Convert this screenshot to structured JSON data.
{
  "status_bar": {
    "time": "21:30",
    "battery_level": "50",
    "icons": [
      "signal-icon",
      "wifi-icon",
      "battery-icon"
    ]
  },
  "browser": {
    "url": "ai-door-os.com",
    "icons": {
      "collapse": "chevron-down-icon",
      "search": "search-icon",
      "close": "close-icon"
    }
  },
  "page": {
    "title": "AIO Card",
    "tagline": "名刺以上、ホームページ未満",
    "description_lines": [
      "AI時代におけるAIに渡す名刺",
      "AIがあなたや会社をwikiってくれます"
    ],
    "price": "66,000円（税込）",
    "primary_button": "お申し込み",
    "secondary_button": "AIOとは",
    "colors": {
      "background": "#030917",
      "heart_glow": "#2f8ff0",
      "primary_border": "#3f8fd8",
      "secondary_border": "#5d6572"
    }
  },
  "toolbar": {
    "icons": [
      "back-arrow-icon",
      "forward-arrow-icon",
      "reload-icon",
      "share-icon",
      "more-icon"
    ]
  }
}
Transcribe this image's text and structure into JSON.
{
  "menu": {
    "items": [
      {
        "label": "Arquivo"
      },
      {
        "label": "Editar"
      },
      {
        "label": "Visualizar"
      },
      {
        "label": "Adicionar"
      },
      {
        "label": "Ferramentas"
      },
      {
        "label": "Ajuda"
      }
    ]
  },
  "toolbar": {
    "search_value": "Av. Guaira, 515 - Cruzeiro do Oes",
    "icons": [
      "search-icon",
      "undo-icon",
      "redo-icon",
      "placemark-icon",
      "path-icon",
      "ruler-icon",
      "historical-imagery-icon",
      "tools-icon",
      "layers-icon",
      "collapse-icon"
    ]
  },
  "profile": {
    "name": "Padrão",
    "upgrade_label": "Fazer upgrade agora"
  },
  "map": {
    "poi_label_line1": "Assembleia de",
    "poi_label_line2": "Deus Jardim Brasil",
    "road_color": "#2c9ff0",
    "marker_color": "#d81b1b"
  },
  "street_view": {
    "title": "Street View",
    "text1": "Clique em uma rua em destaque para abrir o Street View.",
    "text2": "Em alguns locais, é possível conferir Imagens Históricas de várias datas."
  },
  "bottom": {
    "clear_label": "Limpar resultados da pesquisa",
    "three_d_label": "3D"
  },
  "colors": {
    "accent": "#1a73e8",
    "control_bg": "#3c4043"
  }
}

###

_WRITTEN INSTRUCTION_. In the listing above, how many lines hold the word "collapse"? Give the number and nothing more.

_THE RESPONSE_. 2